- Directions: Send back the entries below exactly as they appear.

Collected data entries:
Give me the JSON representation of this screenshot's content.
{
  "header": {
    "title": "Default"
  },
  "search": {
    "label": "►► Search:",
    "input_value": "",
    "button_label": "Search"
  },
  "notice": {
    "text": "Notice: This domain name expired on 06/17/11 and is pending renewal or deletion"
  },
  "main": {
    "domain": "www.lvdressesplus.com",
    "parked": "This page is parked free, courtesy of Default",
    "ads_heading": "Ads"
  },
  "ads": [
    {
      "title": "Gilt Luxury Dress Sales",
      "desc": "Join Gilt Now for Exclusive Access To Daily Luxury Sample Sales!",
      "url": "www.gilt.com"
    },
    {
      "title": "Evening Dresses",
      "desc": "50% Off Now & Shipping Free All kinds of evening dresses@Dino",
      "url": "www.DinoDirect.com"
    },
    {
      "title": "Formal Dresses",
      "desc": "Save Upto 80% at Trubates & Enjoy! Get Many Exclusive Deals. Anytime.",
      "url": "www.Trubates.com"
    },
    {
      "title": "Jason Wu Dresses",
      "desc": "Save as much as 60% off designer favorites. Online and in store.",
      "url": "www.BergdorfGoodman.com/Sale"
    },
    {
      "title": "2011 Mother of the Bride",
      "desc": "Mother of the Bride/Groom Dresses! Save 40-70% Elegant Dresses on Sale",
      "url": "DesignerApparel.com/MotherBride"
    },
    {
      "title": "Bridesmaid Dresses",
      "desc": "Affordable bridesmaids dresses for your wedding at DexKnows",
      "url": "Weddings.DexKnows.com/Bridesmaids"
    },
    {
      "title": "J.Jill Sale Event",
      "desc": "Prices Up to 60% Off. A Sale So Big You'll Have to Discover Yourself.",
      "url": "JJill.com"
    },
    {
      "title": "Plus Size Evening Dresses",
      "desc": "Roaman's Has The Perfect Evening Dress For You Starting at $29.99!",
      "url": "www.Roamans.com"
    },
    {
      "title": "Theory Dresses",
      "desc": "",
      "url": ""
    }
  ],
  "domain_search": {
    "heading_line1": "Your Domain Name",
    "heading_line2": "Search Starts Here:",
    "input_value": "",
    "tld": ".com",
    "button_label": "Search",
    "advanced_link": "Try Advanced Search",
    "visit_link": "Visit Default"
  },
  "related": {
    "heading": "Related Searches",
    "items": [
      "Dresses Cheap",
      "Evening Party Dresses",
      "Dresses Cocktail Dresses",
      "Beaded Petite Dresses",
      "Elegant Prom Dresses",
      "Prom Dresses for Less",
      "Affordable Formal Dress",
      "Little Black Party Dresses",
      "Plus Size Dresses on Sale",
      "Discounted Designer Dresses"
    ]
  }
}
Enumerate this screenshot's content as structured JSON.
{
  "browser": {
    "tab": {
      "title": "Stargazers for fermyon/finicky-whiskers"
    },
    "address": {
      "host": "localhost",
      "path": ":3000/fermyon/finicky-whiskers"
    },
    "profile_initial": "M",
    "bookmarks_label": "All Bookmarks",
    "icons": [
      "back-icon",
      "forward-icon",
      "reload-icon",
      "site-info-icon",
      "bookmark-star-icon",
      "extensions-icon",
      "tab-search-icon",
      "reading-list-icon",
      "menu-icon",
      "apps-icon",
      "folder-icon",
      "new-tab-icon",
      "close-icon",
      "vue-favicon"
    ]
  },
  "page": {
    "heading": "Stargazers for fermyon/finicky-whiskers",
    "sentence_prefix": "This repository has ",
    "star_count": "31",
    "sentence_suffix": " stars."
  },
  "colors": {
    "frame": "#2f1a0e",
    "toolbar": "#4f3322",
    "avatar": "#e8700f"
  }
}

- Output of the exercise:
Give me the JSON representation of this screenshot's content.
{
  "header": {
    "title": "Default"
  },
  "search": {
    "label": "►► Search:",
    "input_value": "",
    "button_label": "Search"
  },
  "notice": {
    "text": "Notice: This domain name expired on 06/17/11 and is pending renewal or deletion"
  },
  "main": {
    "domain": "www.lvdressesplus.com",
    "parked": "This page is parked free, courtesy of Default",
    "ads_heading": "Ads"
  },
  "ads": [
    {
      "title": "Gilt Luxury Dress Sales",
      "desc": "Join Gilt Now for Exclusive Access To Daily Luxury Sample Sales!",
      "url": "www.gilt.com"
    },
    {
      "title": "Evening Dresses",
      "desc": "50% Off Now & Shipping Free All kinds of evening dresses@Dino",
      "url": "www.DinoDirect.com"
    },
    {
      "title": "Formal Dresses",
      "desc": "Save Upto 80% at Trubates & Enjoy! Get Many Exclusive Deals. Anytime.",
      "url": "www.Trubates.com"
    },
    {
      "title": "Jason Wu Dresses",
      "desc": "Save as much as 60% off designer favorites. Online and in store.",
      "url": "www.BergdorfGoodman.com/Sale"
    },
    {
      "title": "2011 Mother of the Bride",
      "desc": "Mother of the Bride/Groom Dresses! Save 40-70% Elegant Dresses on Sale",
      "url": "DesignerApparel.com/MotherBride"
    },
    {
      "title": "Bridesmaid Dresses",
      "desc": "Affordable bridesmaids dresses for your wedding at DexKnows",
      "url": "Weddings.DexKnows.com/Bridesmaids"
    },
    {
      "title": "J.Jill Sale Event",
      "desc": "Prices Up to 60% Off. A Sale So Big You'll Have to Discover Yourself.",
      "url": "JJill.com"
    },
    {
      "title": "Plus Size Evening Dresses",
      "desc": "Roaman's Has The Perfect Evening Dress For You Starting at $29.99!",
      "url": "www.Roamans.com"
    },
    {
      "title": "Theory Dresses",
      "desc": "",
      "url": ""
    }
  ],
  "domain_search": {
    "heading_line1": "Your Domain Name",
    "heading_line2": "Search Starts Here:",
    "input_value": "",
    "tld": ".com",
    "button_label": "Search",
    "advanced_link": "Try Advanced Search",
    "visit_link": "Visit Default"
  },
  "related": {
    "heading": "Related Searches",
    "items": [
      "Dresses Cheap",
      "Evening Party Dresses",
      "Dresses Cocktail Dresses",
      "Beaded Petite Dresses",
      "Elegant Prom Dresses",
      "Prom Dresses for Less",
      "Affordable Formal Dress",
      "Little Black Party Dresses",
      "Plus Size Dresses on Sale",
      "Discounted Designer Dresses"
    ]
  }
}
Enumerate this screenshot's content as structured JSON.
{
  "browser": {
    "tab": {
      "title": "Stargazers for fermyon/finicky-whiskers"
    },
    "address": {
      "host": "localhost",
      "path": ":3000/fermyon/finicky-whiskers"
    },
    "profile_initial": "M",
    "bookmarks_label": "All Bookmarks",
    "icons": [
      "back-icon",
      "forward-icon",
      "reload-icon",
      "site-info-icon",
      "bookmark-star-icon",
      "extensions-icon",
      "tab-search-icon",
      "reading-list-icon",
      "menu-icon",
      "apps-icon",
      "folder-icon",
      "new-tab-icon",
      "close-icon",
      "vue-favicon"
    ]
  },
  "page": {
    "heading": "Stargazers for fermyon/finicky-whiskers",
    "sentence_prefix": "This repository has ",
    "star_count": "31",
    "sentence_suffix": " stars."
  },
  "colors": {
    "frame": "#2f1a0e",
    "toolbar": "#4f3322",
    "avatar": "#e8700f"
  }
}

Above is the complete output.